Input start
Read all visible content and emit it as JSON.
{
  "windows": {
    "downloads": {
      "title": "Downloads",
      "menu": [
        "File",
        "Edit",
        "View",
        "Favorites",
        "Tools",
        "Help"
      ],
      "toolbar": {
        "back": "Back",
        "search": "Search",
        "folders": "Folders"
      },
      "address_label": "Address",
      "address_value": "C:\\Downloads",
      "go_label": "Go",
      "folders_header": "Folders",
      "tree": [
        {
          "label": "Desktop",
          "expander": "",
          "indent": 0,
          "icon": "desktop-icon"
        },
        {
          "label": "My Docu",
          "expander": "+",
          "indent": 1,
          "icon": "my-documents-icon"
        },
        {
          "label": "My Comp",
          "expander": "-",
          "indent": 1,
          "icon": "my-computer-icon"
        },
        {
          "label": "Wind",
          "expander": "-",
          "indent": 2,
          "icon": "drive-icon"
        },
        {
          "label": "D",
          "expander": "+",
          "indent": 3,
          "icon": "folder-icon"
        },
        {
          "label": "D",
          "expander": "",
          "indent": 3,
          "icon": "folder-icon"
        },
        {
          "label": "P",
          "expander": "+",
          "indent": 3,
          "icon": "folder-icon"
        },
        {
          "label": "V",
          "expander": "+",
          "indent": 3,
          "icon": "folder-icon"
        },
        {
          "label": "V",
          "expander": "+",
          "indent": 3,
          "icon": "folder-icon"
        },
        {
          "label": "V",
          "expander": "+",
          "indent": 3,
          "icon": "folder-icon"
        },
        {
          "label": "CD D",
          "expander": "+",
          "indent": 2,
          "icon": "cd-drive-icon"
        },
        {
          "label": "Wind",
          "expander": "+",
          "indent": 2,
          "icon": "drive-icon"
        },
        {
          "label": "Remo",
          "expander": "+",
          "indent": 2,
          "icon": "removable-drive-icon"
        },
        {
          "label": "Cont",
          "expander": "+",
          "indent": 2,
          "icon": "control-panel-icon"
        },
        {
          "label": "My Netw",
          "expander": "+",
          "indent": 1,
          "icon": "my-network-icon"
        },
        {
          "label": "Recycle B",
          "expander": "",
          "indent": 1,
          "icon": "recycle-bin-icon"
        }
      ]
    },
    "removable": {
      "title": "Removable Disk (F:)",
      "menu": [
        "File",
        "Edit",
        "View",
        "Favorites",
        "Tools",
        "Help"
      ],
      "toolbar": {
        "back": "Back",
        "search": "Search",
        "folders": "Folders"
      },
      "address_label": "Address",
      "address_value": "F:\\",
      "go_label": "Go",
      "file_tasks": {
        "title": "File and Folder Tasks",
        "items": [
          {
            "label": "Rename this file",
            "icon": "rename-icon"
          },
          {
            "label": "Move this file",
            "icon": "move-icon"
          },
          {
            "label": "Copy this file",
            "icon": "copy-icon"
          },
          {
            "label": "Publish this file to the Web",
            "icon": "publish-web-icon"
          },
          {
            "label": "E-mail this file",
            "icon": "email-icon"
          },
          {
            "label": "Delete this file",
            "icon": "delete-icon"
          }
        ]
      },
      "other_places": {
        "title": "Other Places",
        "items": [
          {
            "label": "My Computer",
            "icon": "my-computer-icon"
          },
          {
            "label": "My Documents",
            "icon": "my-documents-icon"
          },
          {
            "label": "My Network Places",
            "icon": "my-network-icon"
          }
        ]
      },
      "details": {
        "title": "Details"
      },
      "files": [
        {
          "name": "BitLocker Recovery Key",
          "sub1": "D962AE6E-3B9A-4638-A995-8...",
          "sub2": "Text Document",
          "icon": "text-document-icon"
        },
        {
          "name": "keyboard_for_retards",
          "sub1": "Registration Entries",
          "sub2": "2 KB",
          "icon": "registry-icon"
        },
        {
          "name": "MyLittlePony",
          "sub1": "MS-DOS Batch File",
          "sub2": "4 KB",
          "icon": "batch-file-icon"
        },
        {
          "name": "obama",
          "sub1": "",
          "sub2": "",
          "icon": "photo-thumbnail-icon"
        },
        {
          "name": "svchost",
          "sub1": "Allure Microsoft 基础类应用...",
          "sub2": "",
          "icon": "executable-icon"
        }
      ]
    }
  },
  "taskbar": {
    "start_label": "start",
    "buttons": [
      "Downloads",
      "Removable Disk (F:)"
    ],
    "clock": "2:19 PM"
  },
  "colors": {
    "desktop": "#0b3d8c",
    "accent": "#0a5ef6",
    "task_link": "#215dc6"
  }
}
Input end
Input start
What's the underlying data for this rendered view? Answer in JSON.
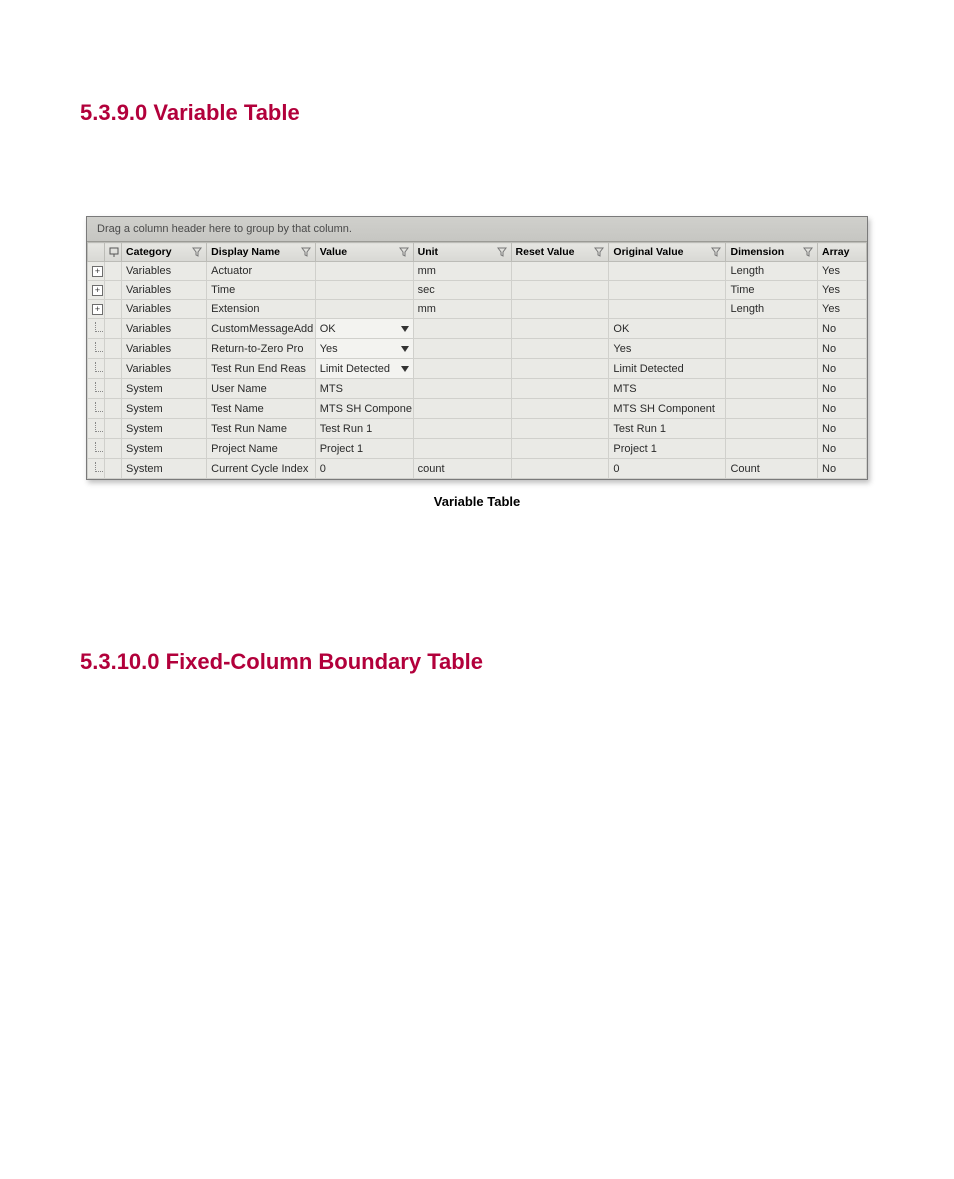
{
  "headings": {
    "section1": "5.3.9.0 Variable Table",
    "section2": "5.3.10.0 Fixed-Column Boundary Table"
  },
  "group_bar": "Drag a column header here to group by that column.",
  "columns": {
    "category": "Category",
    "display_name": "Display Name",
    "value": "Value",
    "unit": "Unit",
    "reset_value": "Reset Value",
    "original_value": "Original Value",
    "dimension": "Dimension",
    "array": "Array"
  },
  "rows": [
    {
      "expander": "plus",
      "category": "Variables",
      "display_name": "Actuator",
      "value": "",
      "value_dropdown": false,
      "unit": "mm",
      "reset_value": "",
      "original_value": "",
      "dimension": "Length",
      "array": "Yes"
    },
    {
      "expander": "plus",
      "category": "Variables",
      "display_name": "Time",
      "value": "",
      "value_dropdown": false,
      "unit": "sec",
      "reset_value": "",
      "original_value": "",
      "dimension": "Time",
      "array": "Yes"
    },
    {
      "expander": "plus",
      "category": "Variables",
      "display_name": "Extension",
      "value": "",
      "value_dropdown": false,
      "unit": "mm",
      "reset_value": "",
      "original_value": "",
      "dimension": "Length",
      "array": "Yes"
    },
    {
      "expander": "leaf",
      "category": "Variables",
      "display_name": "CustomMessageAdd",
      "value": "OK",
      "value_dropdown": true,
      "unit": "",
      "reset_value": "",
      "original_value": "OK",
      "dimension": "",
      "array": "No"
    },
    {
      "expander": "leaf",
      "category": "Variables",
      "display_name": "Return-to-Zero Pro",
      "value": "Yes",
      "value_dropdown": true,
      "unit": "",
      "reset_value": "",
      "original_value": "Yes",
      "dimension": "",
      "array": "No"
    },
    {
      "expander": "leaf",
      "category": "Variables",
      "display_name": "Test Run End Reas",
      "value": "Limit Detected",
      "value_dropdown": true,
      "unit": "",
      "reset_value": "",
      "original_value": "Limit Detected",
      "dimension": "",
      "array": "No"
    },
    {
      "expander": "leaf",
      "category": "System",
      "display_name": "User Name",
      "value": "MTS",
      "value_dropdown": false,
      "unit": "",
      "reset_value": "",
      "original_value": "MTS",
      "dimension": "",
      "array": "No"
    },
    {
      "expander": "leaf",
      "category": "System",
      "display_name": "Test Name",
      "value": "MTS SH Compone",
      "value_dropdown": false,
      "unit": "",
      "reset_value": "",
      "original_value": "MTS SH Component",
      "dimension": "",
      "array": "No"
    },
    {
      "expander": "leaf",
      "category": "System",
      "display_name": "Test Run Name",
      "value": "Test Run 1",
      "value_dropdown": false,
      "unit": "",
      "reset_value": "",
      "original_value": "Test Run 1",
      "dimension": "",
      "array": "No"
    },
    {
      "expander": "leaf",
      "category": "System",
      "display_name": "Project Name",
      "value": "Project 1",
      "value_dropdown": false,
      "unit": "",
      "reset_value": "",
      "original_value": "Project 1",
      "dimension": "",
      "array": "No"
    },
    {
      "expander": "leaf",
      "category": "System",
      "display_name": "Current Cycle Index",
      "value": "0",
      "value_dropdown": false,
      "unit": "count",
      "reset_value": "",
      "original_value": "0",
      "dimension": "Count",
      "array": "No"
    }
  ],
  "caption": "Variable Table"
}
Input end
Input start
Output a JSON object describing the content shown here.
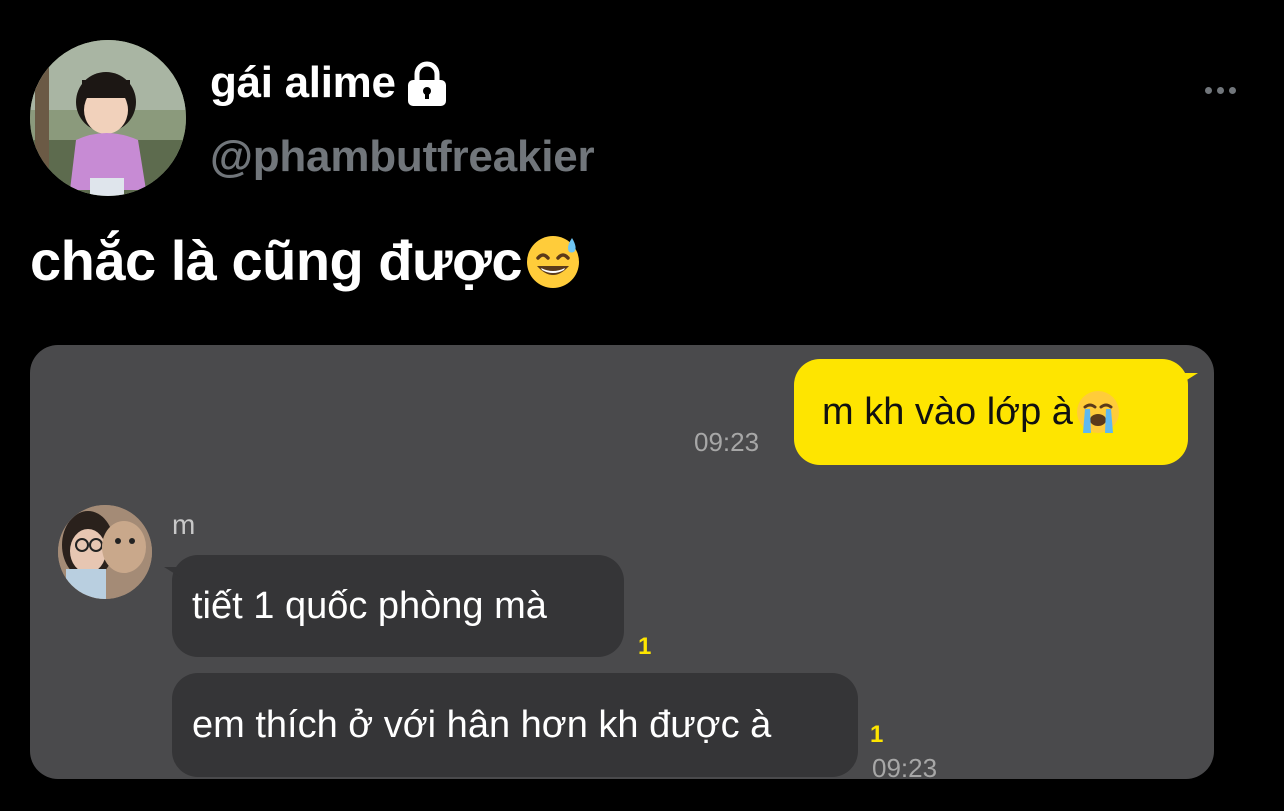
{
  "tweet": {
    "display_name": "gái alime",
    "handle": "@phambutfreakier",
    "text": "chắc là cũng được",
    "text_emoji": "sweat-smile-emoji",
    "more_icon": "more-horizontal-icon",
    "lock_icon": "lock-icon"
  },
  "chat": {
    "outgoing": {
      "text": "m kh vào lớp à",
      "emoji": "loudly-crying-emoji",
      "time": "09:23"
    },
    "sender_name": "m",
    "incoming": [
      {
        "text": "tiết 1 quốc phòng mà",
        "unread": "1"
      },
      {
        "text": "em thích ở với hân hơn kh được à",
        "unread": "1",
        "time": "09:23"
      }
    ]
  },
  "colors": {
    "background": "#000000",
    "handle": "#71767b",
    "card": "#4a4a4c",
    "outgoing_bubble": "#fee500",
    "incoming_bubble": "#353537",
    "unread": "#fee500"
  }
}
Input end
Written exercise ▸
Pick out all lines from the data above in which the word "Test" appears.

Task output ▸
      "display_name": "Test Run End Reas",
      "display_name": "Test Name",
      "display_name": "Test Run Name",
      "value": "Test Run 1",
      "original_value": "Test Run 1",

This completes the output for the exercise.